*JOB*
Each line of the listing that contains the word "structured" is to be copied.

"""

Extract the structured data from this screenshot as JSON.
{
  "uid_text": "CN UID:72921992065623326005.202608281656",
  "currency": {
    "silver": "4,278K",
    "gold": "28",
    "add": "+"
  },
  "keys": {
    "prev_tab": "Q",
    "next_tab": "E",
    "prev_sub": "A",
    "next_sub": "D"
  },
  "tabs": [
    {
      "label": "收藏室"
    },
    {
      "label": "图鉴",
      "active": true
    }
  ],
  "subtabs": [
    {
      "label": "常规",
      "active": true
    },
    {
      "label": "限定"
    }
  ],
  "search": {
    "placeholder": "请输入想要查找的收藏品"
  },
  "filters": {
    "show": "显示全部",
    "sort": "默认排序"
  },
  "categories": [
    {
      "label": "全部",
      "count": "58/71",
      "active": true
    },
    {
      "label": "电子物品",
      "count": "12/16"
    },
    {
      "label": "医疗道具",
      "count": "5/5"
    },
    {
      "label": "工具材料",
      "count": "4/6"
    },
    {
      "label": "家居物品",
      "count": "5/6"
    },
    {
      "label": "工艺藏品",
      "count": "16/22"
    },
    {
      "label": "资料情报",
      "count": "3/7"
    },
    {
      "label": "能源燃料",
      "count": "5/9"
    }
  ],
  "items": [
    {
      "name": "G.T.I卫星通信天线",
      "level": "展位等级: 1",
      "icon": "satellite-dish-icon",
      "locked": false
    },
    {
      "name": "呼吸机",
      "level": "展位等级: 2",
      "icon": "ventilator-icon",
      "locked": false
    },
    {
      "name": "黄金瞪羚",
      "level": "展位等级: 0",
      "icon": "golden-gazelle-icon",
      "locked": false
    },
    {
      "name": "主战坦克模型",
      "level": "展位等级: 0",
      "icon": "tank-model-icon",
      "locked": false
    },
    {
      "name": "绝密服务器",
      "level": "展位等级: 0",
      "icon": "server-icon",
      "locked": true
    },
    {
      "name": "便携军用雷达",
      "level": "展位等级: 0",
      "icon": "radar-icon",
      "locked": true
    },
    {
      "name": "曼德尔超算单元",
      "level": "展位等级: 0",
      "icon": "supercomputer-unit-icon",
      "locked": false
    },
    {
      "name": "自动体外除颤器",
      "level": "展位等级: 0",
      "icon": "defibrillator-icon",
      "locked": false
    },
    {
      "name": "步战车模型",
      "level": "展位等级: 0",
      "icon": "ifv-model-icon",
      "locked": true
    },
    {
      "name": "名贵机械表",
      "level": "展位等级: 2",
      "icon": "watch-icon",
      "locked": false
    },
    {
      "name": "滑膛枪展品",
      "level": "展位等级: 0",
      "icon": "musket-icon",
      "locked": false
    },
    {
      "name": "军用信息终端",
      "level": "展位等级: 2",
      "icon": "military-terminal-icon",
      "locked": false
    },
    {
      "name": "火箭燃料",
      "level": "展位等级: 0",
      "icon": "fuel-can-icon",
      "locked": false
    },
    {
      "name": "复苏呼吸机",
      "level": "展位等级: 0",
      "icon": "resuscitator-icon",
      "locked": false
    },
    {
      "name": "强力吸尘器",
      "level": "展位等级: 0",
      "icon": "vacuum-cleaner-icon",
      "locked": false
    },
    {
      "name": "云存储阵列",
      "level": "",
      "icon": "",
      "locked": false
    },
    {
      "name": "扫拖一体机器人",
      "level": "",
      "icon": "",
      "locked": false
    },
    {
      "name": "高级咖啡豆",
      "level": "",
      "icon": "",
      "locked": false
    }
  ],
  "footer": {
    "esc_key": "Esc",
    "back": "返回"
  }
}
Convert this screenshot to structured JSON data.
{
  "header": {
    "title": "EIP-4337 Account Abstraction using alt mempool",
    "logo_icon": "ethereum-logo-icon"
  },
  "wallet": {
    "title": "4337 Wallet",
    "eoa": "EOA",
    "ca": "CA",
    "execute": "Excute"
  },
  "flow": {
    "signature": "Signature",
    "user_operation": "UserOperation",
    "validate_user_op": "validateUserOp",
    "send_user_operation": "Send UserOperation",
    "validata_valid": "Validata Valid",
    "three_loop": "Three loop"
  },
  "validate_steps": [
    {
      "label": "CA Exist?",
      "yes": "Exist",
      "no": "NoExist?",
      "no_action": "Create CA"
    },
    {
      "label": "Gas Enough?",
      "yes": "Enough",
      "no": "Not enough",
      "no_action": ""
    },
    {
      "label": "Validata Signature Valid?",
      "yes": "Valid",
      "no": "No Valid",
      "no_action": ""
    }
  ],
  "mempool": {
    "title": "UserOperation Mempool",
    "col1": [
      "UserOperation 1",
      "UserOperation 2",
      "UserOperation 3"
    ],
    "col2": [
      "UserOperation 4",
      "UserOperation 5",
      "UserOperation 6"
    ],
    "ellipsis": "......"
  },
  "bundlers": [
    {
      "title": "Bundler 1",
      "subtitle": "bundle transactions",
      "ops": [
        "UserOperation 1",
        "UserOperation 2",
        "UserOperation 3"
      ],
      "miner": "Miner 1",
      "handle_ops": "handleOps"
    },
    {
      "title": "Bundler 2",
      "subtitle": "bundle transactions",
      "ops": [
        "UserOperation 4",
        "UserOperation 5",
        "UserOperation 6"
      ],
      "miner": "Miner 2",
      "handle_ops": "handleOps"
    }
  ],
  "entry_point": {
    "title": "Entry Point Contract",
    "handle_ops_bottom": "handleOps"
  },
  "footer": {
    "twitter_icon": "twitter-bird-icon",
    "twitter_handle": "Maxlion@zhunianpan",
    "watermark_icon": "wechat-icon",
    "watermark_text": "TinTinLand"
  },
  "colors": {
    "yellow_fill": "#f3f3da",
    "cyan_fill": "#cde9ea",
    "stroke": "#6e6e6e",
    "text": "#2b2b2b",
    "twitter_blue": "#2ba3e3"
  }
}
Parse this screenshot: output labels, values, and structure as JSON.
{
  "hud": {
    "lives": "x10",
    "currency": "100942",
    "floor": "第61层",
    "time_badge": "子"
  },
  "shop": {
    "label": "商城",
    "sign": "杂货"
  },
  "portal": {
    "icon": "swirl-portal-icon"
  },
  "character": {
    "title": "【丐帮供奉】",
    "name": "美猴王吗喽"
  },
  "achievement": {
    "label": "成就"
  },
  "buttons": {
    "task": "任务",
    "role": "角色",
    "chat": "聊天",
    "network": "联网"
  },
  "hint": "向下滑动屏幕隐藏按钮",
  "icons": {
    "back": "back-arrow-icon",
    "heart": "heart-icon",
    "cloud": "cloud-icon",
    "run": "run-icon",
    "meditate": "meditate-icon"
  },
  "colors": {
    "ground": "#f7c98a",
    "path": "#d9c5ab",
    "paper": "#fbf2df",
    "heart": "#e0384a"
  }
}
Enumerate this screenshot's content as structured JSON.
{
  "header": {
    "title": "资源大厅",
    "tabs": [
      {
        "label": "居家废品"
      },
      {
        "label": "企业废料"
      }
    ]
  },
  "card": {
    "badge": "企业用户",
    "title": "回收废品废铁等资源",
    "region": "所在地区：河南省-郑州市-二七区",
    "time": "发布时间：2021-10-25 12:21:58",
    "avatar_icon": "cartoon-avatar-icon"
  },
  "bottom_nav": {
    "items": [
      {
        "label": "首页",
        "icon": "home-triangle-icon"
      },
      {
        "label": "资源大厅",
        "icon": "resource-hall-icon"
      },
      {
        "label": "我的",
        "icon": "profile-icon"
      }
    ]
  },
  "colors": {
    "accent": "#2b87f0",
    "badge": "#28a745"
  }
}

"""

*CORRECT OUTPUT*
Extract the structured data from this screenshot as JSON.
Convert this screenshot to structured JSON data.
Enumerate this screenshot's content as structured JSON.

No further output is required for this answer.